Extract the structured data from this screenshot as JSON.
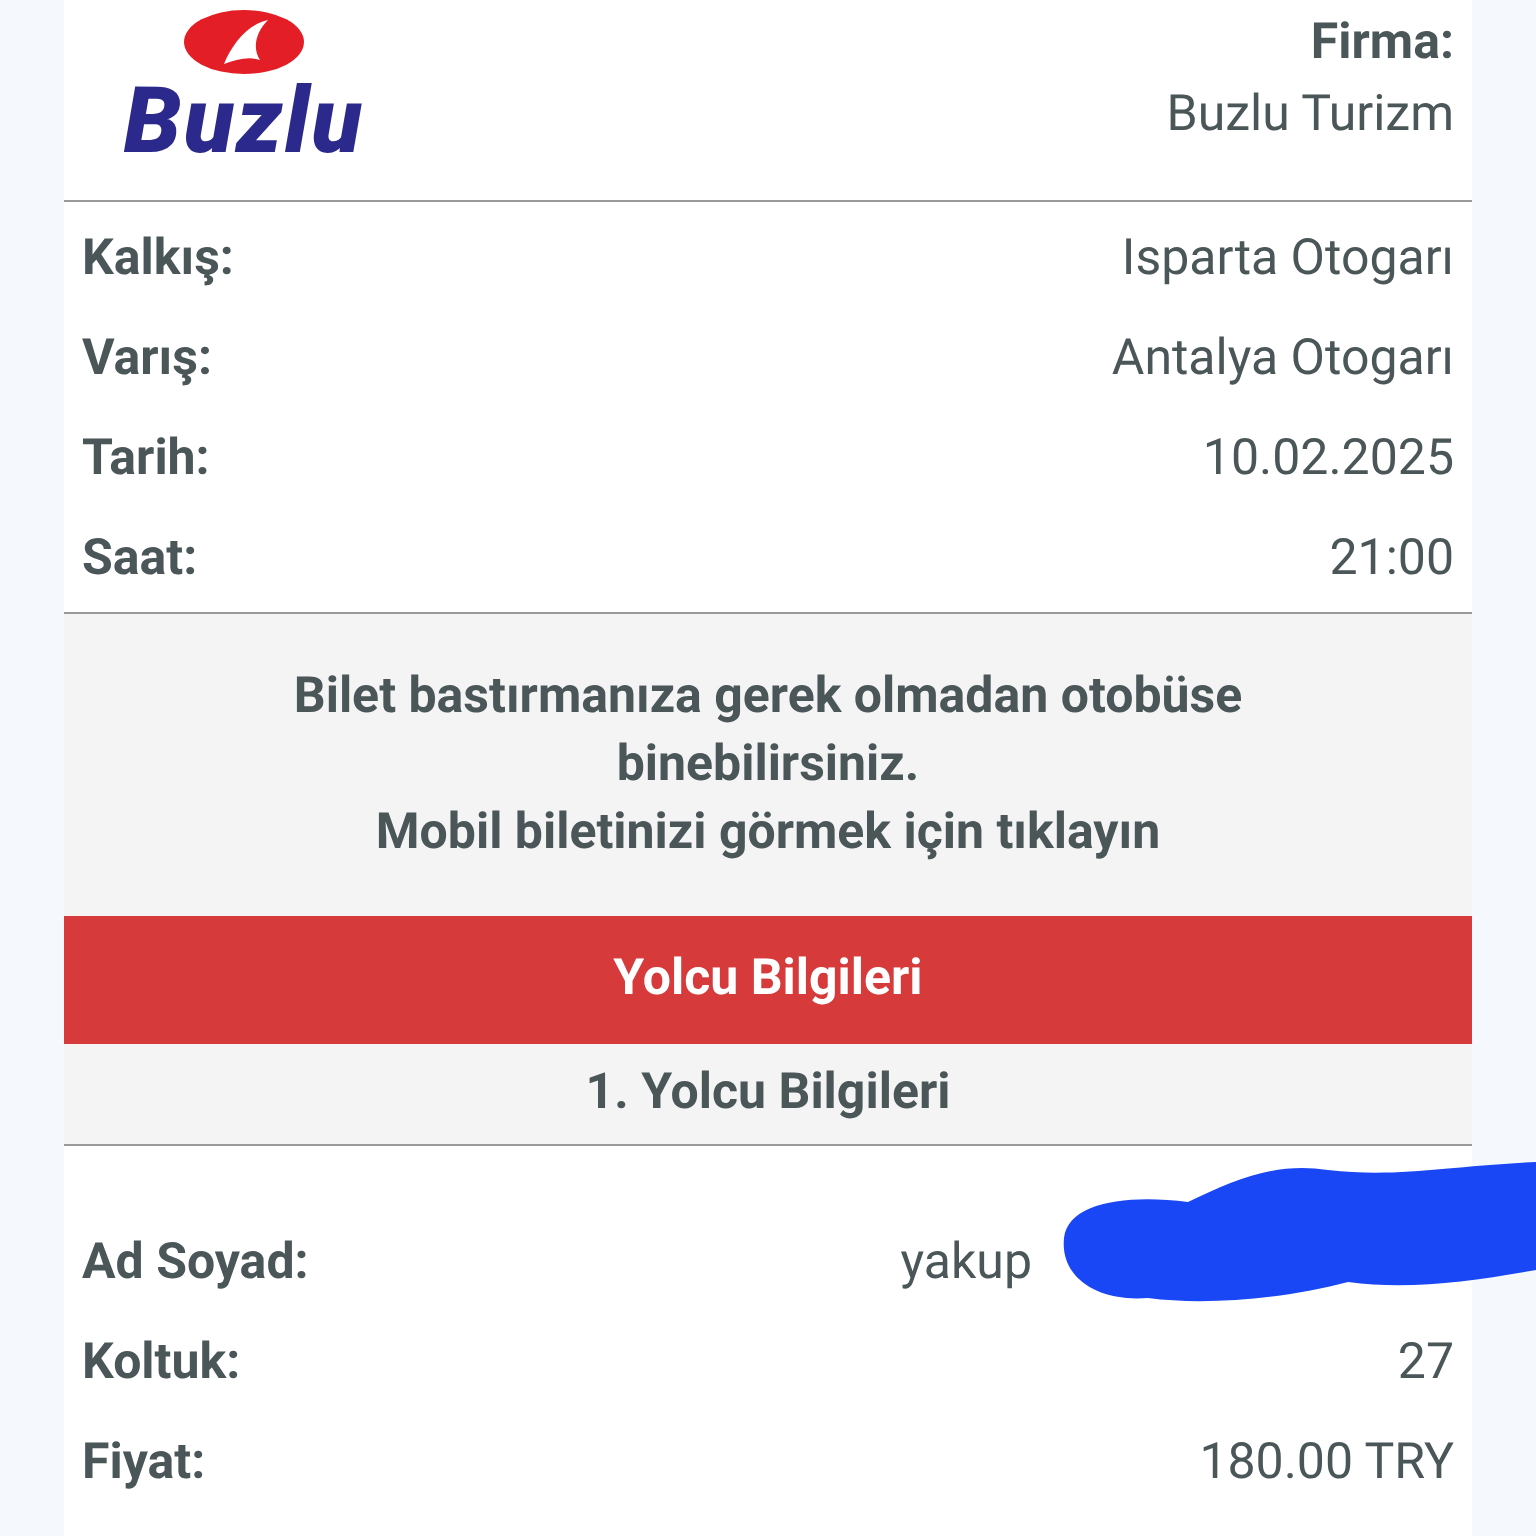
{
  "logo": {
    "text": "Buzlu"
  },
  "company": {
    "label": "Firma:",
    "value": "Buzlu Turizm"
  },
  "trip": [
    {
      "label": "Kalkış:",
      "value": "Isparta Otogarı"
    },
    {
      "label": "Varış:",
      "value": "Antalya Otogarı"
    },
    {
      "label": "Tarih:",
      "value": "10.02.2025"
    },
    {
      "label": "Saat:",
      "value": "21:00"
    }
  ],
  "notice": {
    "lines": [
      "Bilet bastırmanıza gerek olmadan otobüse binebilirsiniz.",
      "Mobil biletinizi görmek için tıklayın"
    ]
  },
  "section_title": "Yolcu Bilgileri",
  "passenger_title": "1. Yolcu Bilgileri",
  "passenger": [
    {
      "label": "Ad Soyad:",
      "value": "yakup",
      "redacted": true
    },
    {
      "label": "Koltuk:",
      "value": "27",
      "redacted": false
    },
    {
      "label": "Fiyat:",
      "value": "180.00 TRY",
      "redacted": false
    }
  ]
}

##########

_EXERCISE DIRECTIONS_
Every record above should be written out again exactly; the pictures stay out of the copy.

_TASK RESULT_
Extract the structured data from this screenshot as JSON.
{
  "logo": {
    "text": "Buzlu"
  },
  "company": {
    "label": "Firma:",
    "value": "Buzlu Turizm"
  },
  "trip": [
    {
      "label": "Kalkış:",
      "value": "Isparta Otogarı"
    },
    {
      "label": "Varış:",
      "value": "Antalya Otogarı"
    },
    {
      "label": "Tarih:",
      "value": "10.02.2025"
    },
    {
      "label": "Saat:",
      "value": "21:00"
    }
  ],
  "notice": {
    "lines": [
      "Bilet bastırmanıza gerek olmadan otobüse binebilirsiniz.",
      "Mobil biletinizi görmek için tıklayın"
    ]
  },
  "section_title": "Yolcu Bilgileri",
  "passenger_title": "1. Yolcu Bilgileri",
  "passenger": [
    {
      "label": "Ad Soyad:",
      "value": "yakup",
      "redacted": true
    },
    {
      "label": "Koltuk:",
      "value": "27",
      "redacted": false
    },
    {
      "label": "Fiyat:",
      "value": "180.00 TRY",
      "redacted": false
    }
  ]
}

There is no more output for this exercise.